- [OBJECTIVE]
Render the stretch from the start of the rows through the line that contains "24, 323, 35]" as a Markdown table with the columns Row and Line, skipping blank lines.

- [STORED RECORDS]

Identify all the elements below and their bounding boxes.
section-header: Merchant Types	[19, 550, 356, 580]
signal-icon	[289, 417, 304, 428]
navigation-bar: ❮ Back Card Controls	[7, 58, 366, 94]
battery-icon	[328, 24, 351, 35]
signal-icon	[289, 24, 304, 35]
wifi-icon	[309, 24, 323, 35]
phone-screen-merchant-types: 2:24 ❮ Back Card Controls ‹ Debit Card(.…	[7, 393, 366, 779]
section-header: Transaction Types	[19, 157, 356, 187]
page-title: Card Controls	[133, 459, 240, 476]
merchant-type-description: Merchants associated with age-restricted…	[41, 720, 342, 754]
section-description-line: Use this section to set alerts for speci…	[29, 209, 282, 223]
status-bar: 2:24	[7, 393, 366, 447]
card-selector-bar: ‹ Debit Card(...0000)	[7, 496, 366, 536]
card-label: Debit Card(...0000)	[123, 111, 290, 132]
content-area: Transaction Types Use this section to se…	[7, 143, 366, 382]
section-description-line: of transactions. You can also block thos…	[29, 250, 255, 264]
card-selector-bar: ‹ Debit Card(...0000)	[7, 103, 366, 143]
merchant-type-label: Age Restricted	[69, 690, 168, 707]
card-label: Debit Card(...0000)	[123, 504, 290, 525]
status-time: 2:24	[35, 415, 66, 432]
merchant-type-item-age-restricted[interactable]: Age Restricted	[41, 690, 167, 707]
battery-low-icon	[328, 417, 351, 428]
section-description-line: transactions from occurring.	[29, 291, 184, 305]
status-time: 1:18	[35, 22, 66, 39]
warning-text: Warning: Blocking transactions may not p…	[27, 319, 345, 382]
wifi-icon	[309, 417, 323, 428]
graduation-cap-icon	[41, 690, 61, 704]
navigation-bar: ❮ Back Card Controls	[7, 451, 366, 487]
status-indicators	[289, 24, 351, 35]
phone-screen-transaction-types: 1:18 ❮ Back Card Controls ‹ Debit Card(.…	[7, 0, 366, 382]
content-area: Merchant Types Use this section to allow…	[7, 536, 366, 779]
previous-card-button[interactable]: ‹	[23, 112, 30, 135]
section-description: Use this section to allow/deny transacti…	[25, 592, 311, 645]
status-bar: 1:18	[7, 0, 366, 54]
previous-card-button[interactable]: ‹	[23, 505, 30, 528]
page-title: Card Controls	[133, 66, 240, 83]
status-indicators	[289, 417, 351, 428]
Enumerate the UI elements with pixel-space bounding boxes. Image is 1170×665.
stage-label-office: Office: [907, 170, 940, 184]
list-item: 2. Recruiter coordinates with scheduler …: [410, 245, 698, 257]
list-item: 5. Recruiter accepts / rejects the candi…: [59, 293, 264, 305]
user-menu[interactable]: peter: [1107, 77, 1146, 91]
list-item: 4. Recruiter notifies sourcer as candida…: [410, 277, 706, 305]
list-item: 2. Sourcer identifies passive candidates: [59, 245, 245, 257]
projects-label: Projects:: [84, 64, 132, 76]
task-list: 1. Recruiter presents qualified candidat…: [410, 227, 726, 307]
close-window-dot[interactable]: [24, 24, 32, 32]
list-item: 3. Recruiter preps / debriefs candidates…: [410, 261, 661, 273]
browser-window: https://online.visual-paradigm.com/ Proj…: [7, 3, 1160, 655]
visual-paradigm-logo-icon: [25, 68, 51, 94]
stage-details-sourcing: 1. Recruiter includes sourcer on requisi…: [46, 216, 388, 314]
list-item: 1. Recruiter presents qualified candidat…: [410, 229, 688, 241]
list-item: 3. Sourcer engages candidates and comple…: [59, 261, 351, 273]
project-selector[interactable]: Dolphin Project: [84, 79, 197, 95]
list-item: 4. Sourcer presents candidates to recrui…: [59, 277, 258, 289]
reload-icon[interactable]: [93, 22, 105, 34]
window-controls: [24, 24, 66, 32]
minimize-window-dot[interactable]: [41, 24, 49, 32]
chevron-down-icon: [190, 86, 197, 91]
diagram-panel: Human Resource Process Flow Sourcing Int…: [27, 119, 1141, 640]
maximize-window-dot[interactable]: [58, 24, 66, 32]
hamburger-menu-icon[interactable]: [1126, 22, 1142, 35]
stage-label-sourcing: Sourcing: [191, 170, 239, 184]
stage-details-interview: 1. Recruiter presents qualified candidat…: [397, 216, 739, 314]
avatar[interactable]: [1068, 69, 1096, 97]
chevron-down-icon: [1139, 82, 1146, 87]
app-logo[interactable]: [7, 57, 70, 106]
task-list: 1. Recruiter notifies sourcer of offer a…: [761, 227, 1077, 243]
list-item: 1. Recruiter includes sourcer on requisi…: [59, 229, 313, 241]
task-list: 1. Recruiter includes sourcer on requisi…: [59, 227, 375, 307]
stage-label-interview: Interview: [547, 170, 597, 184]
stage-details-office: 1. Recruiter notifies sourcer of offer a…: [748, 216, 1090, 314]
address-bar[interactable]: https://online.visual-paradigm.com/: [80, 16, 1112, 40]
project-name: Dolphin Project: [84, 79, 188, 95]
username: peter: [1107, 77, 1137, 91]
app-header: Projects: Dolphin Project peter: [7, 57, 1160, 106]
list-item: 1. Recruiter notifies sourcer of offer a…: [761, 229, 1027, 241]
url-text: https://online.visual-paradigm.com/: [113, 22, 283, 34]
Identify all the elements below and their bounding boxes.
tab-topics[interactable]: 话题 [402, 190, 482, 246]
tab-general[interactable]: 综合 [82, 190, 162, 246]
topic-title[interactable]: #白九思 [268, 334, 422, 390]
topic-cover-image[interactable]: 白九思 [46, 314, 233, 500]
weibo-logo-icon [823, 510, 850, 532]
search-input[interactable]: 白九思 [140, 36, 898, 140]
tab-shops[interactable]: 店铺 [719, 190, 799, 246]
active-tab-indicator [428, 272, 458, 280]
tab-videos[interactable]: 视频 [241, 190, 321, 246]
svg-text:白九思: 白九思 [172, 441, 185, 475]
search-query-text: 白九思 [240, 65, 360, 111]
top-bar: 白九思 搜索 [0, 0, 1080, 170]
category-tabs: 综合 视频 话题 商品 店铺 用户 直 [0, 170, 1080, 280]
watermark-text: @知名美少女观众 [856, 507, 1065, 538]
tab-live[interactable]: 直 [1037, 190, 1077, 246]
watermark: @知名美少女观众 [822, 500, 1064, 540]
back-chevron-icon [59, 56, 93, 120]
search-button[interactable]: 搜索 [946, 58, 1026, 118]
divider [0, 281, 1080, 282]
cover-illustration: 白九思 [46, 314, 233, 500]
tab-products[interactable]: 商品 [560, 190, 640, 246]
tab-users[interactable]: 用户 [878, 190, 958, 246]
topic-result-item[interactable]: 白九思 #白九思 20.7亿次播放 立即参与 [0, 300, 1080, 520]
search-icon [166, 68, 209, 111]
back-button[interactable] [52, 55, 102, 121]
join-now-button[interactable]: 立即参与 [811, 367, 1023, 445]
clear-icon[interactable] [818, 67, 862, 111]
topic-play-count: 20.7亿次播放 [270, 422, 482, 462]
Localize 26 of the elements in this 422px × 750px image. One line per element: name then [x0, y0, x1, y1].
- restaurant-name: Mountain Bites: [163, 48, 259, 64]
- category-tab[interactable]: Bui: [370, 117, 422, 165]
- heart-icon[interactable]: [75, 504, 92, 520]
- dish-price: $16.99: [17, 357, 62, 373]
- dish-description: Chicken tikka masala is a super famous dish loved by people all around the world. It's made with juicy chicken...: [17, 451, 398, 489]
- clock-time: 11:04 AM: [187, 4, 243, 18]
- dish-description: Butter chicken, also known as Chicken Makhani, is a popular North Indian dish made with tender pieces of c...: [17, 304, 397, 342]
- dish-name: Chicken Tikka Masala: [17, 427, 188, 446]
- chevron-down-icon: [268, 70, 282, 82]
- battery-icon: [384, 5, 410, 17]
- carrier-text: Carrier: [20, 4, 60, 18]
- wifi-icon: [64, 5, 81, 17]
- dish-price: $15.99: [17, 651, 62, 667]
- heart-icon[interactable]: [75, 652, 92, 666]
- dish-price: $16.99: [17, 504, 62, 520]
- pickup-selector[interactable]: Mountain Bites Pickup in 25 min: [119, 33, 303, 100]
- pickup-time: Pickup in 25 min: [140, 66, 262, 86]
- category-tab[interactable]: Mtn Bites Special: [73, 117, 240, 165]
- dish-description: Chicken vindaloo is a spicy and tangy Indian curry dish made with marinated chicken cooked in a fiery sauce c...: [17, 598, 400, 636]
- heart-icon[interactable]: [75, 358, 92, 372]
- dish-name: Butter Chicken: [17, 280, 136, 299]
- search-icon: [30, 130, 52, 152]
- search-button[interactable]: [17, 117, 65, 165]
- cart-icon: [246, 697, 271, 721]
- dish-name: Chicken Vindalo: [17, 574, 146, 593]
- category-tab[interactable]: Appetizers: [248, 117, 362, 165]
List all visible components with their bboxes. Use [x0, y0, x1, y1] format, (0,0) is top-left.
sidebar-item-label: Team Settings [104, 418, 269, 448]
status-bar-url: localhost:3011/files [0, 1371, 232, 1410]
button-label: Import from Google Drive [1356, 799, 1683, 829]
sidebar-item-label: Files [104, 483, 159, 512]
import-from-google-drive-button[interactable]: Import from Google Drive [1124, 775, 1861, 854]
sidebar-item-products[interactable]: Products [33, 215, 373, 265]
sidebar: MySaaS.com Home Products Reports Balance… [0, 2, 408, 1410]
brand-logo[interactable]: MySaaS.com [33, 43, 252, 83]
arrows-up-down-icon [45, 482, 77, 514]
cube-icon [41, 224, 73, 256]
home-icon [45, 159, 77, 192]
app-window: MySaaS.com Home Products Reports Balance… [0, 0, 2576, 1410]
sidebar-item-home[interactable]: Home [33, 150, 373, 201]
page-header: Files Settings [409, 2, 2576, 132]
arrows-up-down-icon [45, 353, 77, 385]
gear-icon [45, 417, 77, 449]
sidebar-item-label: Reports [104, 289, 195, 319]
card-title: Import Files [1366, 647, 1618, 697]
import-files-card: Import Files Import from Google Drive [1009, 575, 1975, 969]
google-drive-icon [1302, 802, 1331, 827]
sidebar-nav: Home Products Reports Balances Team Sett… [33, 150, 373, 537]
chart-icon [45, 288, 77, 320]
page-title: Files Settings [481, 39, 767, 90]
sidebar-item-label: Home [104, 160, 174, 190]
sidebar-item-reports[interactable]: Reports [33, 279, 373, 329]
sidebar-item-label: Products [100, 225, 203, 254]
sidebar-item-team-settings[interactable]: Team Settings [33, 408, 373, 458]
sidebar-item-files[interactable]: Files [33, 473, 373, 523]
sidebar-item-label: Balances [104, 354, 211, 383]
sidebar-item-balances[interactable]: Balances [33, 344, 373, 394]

- [RESULT FOR THIS EXERCISE]
| Row | Line |
|---|---|
| 1 | Identify all the elements below and their bounding boxes. |
| 2 | section-header: Merchant Types	[19, 550, 356, 580] |
| 3 | signal-icon	[289, 417, 304, 428] |
| 4 | navigation-bar: ❮ Back Card Controls	[7, 58, 366, 94] |
| 5 | battery-icon	[328, 24, 351, 35] |
| 6 | signal-icon	[289, 24, 304, 35] |
| 7 | wifi-icon	[309, 24, 323, 35] |